═══ Provided entries
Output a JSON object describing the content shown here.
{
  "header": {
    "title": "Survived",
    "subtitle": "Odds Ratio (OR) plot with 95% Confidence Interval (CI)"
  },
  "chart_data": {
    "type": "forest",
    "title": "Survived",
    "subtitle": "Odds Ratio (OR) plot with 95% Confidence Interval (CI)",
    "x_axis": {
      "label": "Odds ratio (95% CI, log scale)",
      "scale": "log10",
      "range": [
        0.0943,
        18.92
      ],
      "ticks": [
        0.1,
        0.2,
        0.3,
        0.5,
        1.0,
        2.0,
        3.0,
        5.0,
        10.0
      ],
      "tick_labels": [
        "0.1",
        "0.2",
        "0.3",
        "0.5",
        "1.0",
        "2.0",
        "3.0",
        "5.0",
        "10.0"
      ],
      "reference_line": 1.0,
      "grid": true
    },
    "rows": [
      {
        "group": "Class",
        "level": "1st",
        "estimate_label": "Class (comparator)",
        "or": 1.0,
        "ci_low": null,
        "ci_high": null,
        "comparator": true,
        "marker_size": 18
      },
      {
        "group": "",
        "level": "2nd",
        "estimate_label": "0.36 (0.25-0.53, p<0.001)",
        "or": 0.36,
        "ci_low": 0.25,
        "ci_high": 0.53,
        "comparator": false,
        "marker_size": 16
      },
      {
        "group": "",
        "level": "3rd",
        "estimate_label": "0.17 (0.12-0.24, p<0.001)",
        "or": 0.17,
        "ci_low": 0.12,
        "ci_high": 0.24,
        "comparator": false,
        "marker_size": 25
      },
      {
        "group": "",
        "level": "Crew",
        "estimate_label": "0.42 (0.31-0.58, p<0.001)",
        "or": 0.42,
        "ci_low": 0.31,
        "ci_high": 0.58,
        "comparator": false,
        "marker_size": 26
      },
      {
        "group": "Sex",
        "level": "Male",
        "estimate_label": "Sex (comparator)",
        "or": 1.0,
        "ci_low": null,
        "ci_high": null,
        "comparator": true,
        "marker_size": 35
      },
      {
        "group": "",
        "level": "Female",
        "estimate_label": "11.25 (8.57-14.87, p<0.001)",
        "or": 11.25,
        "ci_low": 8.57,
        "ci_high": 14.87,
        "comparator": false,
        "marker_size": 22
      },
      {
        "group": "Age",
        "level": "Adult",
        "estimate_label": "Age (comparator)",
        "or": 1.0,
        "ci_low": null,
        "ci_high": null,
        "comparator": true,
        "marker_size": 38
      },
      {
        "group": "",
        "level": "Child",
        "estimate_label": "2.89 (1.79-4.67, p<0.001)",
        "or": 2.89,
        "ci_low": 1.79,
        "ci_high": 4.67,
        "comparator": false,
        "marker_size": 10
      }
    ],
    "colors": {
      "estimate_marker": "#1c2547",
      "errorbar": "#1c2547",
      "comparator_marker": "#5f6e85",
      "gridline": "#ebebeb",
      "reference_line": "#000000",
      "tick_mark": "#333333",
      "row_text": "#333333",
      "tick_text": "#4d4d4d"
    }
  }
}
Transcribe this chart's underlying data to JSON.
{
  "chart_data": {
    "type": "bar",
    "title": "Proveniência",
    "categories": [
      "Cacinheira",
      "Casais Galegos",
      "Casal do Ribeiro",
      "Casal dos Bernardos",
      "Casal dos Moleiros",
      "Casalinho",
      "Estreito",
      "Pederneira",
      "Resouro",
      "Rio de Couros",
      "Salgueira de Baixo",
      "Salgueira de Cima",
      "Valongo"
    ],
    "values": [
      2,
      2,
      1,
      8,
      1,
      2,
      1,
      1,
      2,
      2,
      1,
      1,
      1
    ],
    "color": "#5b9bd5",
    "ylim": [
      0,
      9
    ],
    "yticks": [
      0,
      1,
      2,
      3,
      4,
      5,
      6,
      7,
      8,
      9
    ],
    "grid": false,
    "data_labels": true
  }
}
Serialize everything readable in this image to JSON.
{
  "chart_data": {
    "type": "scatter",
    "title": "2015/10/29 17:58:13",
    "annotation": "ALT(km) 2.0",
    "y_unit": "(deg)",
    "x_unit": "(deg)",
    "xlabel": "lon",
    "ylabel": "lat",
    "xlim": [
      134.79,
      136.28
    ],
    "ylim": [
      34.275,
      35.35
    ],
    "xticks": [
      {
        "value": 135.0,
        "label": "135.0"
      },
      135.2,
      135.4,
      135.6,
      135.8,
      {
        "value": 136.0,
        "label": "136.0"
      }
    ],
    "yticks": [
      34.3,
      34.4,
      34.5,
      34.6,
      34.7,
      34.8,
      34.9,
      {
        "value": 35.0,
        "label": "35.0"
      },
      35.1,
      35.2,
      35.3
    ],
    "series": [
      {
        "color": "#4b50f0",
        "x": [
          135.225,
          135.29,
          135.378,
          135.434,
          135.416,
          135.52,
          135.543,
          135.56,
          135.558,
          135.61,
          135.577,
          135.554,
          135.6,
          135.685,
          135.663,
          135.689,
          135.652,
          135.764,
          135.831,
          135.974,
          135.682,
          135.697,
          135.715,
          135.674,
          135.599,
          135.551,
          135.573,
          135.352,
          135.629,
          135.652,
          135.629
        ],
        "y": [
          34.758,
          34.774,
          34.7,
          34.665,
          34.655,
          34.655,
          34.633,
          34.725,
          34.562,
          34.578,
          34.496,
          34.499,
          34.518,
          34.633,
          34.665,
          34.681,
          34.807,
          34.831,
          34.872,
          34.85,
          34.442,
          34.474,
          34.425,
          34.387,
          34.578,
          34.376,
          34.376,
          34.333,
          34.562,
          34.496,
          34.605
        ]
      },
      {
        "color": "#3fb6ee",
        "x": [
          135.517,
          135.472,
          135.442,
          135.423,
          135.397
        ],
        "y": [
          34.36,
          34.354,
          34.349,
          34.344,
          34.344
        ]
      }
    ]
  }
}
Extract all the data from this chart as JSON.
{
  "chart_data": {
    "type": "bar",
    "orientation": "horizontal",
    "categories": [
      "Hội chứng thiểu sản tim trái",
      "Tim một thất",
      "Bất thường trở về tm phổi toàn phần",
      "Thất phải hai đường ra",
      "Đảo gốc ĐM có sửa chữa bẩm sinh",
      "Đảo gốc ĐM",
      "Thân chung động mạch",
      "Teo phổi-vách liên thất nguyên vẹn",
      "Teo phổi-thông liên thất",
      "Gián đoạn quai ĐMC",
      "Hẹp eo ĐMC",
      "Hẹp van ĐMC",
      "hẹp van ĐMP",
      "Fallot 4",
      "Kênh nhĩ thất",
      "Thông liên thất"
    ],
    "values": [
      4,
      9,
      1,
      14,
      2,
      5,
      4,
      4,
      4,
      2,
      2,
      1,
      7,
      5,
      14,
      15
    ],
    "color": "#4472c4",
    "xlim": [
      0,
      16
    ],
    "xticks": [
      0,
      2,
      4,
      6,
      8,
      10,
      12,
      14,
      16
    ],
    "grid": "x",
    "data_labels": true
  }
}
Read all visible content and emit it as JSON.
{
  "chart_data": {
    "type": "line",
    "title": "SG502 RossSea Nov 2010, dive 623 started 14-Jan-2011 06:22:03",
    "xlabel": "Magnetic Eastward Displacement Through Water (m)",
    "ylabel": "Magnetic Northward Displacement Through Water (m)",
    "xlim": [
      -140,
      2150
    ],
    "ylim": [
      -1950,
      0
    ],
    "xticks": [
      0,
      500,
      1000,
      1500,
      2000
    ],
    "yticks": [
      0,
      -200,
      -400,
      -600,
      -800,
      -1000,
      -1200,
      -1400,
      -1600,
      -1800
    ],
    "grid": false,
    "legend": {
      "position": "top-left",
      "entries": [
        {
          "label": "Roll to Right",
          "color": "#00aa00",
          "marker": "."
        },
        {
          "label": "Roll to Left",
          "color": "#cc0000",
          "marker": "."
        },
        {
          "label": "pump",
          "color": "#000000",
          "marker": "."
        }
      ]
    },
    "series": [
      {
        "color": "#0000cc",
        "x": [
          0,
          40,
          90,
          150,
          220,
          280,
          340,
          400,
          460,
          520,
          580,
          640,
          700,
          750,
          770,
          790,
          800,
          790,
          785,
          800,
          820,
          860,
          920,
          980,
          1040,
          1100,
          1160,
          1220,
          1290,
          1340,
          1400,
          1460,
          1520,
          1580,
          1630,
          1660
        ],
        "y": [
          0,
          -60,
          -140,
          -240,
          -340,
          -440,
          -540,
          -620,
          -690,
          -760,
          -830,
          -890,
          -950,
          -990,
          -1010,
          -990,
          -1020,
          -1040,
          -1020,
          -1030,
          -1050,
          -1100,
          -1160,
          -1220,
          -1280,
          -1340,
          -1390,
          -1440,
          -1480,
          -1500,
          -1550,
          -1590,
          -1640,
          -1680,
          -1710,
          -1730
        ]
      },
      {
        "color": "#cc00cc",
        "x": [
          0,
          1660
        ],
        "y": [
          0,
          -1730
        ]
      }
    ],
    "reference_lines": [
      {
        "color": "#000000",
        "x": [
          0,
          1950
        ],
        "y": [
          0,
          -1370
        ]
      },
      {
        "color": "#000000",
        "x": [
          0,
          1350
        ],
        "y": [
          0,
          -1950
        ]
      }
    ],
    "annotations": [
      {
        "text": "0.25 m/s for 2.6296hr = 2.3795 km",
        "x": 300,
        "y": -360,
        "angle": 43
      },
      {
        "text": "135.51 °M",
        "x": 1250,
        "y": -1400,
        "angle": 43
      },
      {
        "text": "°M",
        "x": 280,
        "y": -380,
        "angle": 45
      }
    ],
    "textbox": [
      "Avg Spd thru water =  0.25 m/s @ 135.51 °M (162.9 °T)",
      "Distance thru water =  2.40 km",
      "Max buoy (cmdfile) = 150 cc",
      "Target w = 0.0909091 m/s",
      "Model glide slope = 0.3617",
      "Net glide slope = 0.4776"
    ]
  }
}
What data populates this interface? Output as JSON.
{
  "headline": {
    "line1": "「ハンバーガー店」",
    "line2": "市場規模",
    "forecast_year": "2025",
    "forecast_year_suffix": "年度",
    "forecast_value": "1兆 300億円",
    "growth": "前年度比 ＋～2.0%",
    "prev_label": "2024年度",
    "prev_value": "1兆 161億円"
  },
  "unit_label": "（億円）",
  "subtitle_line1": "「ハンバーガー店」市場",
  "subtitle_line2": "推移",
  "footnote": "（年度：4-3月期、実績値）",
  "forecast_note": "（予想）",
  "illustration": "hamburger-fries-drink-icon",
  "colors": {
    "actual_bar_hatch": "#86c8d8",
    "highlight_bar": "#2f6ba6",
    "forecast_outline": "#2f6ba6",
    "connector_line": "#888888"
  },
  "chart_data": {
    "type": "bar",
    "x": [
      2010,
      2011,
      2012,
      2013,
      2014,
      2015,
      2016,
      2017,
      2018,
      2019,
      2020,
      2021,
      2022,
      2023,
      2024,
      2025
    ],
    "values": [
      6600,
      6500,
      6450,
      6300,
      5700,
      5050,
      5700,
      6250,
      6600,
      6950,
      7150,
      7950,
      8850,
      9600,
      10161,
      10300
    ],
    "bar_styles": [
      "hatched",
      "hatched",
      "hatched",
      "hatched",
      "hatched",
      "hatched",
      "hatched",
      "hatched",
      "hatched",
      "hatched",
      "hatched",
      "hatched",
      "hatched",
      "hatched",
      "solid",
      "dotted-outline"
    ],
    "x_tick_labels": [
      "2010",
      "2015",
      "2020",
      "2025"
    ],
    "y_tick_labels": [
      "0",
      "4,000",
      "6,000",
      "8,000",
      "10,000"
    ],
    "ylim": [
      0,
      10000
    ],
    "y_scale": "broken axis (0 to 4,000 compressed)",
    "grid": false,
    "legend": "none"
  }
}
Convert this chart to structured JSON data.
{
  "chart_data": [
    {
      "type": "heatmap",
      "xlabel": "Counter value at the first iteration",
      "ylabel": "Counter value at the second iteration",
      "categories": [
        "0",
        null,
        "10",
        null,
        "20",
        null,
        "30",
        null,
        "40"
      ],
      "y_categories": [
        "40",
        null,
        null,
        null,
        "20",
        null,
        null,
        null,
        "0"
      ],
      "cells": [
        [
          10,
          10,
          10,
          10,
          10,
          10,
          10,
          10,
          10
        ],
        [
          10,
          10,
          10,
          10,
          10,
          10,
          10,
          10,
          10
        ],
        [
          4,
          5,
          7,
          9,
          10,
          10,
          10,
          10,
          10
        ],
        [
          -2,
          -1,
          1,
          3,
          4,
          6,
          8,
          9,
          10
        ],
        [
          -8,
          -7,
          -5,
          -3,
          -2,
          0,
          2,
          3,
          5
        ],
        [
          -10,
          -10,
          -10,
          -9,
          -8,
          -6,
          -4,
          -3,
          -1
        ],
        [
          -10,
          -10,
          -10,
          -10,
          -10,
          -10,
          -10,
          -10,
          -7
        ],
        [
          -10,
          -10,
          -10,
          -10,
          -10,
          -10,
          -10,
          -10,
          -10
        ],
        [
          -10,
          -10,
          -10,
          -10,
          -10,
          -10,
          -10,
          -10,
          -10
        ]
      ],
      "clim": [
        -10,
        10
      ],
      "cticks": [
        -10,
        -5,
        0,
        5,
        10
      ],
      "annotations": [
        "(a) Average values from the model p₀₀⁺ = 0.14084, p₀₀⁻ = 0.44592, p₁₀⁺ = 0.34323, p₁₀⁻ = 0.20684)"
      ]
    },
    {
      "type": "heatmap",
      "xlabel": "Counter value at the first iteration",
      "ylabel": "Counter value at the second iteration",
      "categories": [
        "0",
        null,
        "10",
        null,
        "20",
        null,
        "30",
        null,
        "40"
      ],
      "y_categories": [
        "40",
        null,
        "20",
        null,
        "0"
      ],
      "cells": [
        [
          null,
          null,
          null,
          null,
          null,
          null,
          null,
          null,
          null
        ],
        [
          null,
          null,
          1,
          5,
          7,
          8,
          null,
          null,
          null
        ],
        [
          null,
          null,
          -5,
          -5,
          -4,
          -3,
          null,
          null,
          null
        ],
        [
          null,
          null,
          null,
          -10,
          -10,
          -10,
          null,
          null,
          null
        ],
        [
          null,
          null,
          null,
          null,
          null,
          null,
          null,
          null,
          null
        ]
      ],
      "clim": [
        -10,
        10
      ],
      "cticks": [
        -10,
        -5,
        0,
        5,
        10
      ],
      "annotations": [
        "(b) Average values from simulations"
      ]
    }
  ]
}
══════
*Exercise*
All lines in the data that contain the word "Class" should be copied.

*Completed task*
        "group": "Class",
        "estimate_label": "Class (comparator)",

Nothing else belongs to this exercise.